Given exercise: Tally the lines in the following entries that include the word "Dicembre"; state only the total.

───── Data records

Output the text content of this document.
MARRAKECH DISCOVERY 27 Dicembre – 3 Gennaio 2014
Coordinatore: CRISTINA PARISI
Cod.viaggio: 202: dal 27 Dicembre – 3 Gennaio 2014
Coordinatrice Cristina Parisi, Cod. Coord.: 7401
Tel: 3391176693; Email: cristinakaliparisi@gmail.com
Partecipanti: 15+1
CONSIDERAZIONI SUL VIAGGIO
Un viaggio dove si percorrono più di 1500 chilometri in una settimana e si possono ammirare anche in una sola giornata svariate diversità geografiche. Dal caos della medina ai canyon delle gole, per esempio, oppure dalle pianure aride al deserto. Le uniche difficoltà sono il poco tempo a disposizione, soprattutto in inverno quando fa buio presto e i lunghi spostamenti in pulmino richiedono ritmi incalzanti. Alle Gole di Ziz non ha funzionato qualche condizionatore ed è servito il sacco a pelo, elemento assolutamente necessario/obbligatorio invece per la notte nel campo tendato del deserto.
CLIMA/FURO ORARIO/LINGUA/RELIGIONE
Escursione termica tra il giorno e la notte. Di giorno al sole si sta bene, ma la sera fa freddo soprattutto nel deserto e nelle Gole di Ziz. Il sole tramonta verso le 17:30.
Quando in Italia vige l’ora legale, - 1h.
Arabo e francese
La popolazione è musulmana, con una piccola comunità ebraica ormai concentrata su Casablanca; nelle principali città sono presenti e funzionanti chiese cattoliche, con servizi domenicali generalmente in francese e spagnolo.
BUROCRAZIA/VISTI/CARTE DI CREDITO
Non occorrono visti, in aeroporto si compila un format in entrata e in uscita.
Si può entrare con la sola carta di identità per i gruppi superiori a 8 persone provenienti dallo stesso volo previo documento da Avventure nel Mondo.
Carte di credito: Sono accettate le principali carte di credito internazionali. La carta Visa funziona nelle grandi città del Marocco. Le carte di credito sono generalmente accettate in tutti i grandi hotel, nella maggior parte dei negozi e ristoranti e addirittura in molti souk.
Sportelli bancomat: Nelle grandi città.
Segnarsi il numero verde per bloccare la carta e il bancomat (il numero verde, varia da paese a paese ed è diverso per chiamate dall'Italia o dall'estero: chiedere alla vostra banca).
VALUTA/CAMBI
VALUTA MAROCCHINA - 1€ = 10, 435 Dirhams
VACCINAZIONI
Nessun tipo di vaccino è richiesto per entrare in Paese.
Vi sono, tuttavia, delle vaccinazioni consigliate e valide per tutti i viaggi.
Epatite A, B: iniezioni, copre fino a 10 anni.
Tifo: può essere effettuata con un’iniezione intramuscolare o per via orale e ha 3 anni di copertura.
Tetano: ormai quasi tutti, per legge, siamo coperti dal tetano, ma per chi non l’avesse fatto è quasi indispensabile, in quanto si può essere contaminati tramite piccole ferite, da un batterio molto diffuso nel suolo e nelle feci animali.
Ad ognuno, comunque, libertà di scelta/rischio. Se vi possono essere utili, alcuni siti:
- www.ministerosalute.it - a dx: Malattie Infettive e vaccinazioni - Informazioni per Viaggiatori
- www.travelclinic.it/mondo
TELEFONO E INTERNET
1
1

──────────

Worked solution: 2